[Task details]
Pick out each line of the records in which the word "Potenza" appears.

[Extracts from a graphics dataset]
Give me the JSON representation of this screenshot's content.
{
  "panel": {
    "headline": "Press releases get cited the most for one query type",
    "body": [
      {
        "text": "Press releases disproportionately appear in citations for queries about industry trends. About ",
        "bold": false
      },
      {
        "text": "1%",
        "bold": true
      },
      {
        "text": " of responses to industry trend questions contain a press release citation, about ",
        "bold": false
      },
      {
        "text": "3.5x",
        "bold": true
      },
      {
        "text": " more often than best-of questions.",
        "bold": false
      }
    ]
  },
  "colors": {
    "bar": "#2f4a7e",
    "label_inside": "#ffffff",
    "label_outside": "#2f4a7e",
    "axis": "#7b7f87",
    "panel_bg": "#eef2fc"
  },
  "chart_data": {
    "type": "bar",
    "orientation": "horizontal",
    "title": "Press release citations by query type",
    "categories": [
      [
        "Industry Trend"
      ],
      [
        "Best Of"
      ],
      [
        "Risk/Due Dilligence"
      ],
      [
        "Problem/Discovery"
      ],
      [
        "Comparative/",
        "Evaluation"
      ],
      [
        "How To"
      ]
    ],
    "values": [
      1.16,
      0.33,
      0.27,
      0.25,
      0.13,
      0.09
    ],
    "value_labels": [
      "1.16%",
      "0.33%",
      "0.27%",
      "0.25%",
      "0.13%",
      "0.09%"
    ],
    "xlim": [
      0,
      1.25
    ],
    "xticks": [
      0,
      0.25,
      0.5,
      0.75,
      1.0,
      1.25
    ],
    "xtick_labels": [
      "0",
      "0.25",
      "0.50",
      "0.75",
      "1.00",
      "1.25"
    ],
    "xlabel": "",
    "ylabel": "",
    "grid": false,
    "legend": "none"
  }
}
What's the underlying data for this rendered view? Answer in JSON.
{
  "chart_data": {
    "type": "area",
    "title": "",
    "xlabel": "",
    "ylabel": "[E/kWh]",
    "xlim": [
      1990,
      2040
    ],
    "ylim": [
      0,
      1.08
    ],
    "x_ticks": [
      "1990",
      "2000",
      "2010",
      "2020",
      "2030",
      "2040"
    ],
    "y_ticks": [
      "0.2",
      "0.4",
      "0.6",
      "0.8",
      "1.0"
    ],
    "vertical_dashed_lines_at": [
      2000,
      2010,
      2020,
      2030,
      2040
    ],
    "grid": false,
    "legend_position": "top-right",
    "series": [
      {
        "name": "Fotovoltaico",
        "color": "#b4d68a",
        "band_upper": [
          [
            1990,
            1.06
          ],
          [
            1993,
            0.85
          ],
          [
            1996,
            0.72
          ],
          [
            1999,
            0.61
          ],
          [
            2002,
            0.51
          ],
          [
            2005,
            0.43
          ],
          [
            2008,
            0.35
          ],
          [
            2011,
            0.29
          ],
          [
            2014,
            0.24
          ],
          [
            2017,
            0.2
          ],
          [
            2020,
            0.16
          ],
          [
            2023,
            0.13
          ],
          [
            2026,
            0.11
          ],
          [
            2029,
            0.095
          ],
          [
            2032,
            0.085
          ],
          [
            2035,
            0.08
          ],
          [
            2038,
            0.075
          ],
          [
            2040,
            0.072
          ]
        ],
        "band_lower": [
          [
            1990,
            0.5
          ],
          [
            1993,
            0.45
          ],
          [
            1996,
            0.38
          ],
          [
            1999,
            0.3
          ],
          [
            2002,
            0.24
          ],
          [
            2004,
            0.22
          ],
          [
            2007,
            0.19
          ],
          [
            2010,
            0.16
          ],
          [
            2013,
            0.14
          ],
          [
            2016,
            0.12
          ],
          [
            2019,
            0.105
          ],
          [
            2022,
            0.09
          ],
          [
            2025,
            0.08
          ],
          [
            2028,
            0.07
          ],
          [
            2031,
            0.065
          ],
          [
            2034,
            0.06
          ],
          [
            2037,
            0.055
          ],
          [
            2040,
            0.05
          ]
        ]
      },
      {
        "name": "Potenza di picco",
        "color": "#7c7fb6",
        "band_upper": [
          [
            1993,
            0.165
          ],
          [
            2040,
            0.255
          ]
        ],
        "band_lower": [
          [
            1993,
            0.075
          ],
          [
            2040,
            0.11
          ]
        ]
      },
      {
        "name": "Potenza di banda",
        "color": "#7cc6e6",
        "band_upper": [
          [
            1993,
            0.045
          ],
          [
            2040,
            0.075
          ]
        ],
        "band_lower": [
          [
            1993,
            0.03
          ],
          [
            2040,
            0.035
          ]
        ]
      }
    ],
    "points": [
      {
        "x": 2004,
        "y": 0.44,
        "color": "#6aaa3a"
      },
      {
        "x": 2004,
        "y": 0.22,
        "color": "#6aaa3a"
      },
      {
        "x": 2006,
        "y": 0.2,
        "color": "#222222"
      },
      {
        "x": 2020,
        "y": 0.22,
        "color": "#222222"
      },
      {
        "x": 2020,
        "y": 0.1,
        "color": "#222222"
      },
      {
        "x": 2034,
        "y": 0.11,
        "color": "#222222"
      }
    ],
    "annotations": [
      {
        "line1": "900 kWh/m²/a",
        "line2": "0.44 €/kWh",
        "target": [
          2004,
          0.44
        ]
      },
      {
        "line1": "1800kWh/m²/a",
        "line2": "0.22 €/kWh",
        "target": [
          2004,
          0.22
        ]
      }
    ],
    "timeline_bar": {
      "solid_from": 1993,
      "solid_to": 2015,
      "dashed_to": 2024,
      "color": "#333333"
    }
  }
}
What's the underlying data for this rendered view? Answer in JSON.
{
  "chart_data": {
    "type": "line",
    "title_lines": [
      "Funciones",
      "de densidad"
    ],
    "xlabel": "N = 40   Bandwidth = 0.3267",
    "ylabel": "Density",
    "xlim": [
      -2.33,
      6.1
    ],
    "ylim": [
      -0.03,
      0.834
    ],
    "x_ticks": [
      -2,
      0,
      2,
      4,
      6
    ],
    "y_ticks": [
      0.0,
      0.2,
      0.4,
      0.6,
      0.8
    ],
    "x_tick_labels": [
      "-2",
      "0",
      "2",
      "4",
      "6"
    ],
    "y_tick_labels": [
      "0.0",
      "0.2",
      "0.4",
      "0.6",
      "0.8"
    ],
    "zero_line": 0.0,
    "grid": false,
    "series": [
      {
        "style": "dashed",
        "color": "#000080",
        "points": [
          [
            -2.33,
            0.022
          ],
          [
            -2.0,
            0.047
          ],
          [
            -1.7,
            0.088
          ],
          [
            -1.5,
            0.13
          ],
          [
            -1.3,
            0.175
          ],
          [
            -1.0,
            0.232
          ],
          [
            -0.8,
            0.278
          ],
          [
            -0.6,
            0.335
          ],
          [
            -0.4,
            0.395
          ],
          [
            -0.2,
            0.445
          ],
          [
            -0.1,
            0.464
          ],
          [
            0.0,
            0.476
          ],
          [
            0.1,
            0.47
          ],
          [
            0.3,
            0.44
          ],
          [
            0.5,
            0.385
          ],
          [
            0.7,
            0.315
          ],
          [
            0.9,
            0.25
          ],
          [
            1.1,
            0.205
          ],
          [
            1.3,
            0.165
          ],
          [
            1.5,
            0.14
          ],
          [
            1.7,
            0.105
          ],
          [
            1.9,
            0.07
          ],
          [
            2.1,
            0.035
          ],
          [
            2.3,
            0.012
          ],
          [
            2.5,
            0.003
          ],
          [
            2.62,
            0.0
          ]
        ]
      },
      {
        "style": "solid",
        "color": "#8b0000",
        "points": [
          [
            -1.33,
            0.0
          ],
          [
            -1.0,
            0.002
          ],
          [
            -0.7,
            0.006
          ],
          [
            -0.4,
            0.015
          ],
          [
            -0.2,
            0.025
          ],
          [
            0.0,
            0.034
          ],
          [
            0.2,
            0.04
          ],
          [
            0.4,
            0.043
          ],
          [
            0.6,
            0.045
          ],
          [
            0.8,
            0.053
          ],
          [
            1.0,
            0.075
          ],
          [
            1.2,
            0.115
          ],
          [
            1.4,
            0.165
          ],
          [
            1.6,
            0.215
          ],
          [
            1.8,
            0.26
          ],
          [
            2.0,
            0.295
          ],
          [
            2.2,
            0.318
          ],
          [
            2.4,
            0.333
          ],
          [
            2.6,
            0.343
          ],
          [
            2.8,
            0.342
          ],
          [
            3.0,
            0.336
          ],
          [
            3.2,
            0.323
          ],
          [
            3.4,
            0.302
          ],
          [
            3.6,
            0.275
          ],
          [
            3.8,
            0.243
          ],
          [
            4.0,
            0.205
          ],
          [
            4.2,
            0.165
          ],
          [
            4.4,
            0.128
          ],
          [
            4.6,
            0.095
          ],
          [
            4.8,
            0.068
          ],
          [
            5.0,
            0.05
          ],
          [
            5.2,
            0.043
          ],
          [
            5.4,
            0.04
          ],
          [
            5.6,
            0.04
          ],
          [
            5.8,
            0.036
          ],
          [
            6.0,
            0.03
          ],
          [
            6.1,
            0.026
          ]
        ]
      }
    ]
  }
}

[Problem solution]
        "name": "Potenza di picco",
        "name": "Potenza di banda",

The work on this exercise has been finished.